*PROBLEM*. Repeat the entire listing exactly.

#### RECORDED INFORMATION ####

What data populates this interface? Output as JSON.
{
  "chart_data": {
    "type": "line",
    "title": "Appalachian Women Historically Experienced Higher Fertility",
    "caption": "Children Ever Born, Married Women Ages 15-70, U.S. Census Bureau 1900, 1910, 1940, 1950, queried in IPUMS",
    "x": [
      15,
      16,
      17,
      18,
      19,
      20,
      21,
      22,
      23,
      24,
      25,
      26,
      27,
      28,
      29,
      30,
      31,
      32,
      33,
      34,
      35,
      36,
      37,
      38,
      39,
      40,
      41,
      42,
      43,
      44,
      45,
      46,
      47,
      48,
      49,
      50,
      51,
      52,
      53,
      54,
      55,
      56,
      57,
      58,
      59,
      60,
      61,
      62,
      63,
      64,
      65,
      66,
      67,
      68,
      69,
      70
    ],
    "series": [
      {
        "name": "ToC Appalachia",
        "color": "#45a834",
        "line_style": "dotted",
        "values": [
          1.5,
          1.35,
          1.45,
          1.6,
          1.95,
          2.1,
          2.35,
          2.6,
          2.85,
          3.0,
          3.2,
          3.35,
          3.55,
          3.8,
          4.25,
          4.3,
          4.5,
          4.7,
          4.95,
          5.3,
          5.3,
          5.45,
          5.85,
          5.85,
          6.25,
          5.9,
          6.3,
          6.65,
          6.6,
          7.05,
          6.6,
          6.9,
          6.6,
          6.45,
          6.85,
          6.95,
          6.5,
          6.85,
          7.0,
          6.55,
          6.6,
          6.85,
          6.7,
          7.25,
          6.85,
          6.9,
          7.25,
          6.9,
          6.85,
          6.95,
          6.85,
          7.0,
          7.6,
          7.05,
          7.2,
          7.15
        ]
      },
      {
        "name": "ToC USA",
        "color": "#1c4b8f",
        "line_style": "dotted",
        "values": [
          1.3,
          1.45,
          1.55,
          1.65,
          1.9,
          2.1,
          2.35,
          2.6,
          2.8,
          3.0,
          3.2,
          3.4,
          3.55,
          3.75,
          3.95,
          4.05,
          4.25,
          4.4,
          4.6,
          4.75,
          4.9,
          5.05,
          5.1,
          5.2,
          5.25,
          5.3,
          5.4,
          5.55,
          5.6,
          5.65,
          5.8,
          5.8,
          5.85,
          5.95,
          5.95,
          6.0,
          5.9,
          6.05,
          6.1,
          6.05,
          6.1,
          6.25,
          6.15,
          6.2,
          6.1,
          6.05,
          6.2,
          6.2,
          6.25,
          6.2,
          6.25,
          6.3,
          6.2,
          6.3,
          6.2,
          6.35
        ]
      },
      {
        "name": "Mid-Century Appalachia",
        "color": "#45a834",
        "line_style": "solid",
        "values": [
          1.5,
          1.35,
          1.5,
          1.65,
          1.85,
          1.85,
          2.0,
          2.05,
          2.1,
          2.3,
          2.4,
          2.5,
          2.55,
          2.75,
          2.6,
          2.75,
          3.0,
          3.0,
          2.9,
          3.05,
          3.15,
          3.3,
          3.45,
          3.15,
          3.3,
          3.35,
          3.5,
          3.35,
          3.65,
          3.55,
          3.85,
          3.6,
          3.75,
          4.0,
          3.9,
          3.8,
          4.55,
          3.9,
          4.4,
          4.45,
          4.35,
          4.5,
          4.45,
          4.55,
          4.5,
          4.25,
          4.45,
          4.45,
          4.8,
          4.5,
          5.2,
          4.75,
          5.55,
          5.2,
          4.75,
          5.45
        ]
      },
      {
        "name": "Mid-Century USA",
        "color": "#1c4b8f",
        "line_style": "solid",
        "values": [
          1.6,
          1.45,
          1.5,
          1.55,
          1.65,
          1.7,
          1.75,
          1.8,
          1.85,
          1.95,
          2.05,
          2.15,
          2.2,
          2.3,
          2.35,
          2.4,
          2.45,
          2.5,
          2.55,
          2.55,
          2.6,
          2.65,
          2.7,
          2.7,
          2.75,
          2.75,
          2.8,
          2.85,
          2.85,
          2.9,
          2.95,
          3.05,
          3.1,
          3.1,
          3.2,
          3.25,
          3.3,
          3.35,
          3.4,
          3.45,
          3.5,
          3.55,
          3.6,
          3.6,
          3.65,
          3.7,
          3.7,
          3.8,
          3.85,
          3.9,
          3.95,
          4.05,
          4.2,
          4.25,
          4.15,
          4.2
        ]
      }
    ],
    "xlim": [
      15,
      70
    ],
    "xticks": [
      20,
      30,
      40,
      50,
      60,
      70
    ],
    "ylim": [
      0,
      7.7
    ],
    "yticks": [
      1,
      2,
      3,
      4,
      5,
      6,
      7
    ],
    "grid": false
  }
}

####

*TASK ANSWER*.
What data populates this interface? Output as JSON.
{
  "chart_data": {
    "type": "line",
    "title": "Appalachian Women Historically Experienced Higher Fertility",
    "caption": "Children Ever Born, Married Women Ages 15-70, U.S. Census Bureau 1900, 1910, 1940, 1950, queried in IPUMS",
    "x": [
      15,
      16,
      17,
      18,
      19,
      20,
      21,
      22,
      23,
      24,
      25,
      26,
      27,
      28,
      29,
      30,
      31,
      32,
      33,
      34,
      35,
      36,
      37,
      38,
      39,
      40,
      41,
      42,
      43,
      44,
      45,
      46,
      47,
      48,
      49,
      50,
      51,
      52,
      53,
      54,
      55,
      56,
      57,
      58,
      59,
      60,
      61,
      62,
      63,
      64,
      65,
      66,
      67,
      68,
      69,
      70
    ],
    "series": [
      {
        "name": "ToC Appalachia",
        "color": "#45a834",
        "line_style": "dotted",
        "values": [
          1.5,
          1.35,
          1.45,
          1.6,
          1.95,
          2.1,
          2.35,
          2.6,
          2.85,
          3.0,
          3.2,
          3.35,
          3.55,
          3.8,
          4.25,
          4.3,
          4.5,
          4.7,
          4.95,
          5.3,
          5.3,
          5.45,
          5.85,
          5.85,
          6.25,
          5.9,
          6.3,
          6.65,
          6.6,
          7.05,
          6.6,
          6.9,
          6.6,
          6.45,
          6.85,
          6.95,
          6.5,
          6.85,
          7.0,
          6.55,
          6.6,
          6.85,
          6.7,
          7.25,
          6.85,
          6.9,
          7.25,
          6.9,
          6.85,
          6.95,
          6.85,
          7.0,
          7.6,
          7.05,
          7.2,
          7.15
        ]
      },
      {
        "name": "ToC USA",
        "color": "#1c4b8f",
        "line_style": "dotted",
        "values": [
          1.3,
          1.45,
          1.55,
          1.65,
          1.9,
          2.1,
          2.35,
          2.6,
          2.8,
          3.0,
          3.2,
          3.4,
          3.55,
          3.75,
          3.95,
          4.05,
          4.25,
          4.4,
          4.6,
          4.75,
          4.9,
          5.05,
          5.1,
          5.2,
          5.25,
          5.3,
          5.4,
          5.55,
          5.6,
          5.65,
          5.8,
          5.8,
          5.85,
          5.95,
          5.95,
          6.0,
          5.9,
          6.05,
          6.1,
          6.05,
          6.1,
          6.25,
          6.15,
          6.2,
          6.1,
          6.05,
          6.2,
          6.2,
          6.25,
          6.2,
          6.25,
          6.3,
          6.2,
          6.3,
          6.2,
          6.35
        ]
      },
      {
        "name": "Mid-Century Appalachia",
        "color": "#45a834",
        "line_style": "solid",
        "values": [
          1.5,
          1.35,
          1.5,
          1.65,
          1.85,
          1.85,
          2.0,
          2.05,
          2.1,
          2.3,
          2.4,
          2.5,
          2.55,
          2.75,
          2.6,
          2.75,
          3.0,
          3.0,
          2.9,
          3.05,
          3.15,
          3.3,
          3.45,
          3.15,
          3.3,
          3.35,
          3.5,
          3.35,
          3.65,
          3.55,
          3.85,
          3.6,
          3.75,
          4.0,
          3.9,
          3.8,
          4.55,
          3.9,
          4.4,
          4.45,
          4.35,
          4.5,
          4.45,
          4.55,
          4.5,
          4.25,
          4.45,
          4.45,
          4.8,
          4.5,
          5.2,
          4.75,
          5.55,
          5.2,
          4.75,
          5.45
        ]
      },
      {
        "name": "Mid-Century USA",
        "color": "#1c4b8f",
        "line_style": "solid",
        "values": [
          1.6,
          1.45,
          1.5,
          1.55,
          1.65,
          1.7,
          1.75,
          1.8,
          1.85,
          1.95,
          2.05,
          2.15,
          2.2,
          2.3,
          2.35,
          2.4,
          2.45,
          2.5,
          2.55,
          2.55,
          2.6,
          2.65,
          2.7,
          2.7,
          2.75,
          2.75,
          2.8,
          2.85,
          2.85,
          2.9,
          2.95,
          3.05,
          3.1,
          3.1,
          3.2,
          3.25,
          3.3,
          3.35,
          3.4,
          3.45,
          3.5,
          3.55,
          3.6,
          3.6,
          3.65,
          3.7,
          3.7,
          3.8,
          3.85,
          3.9,
          3.95,
          4.05,
          4.2,
          4.25,
          4.15,
          4.2
        ]
      }
    ],
    "xlim": [
      15,
      70
    ],
    "xticks": [
      20,
      30,
      40,
      50,
      60,
      70
    ],
    "ylim": [
      0,
      7.7
    ],
    "yticks": [
      1,
      2,
      3,
      4,
      5,
      6,
      7
    ],
    "grid": false
  }
}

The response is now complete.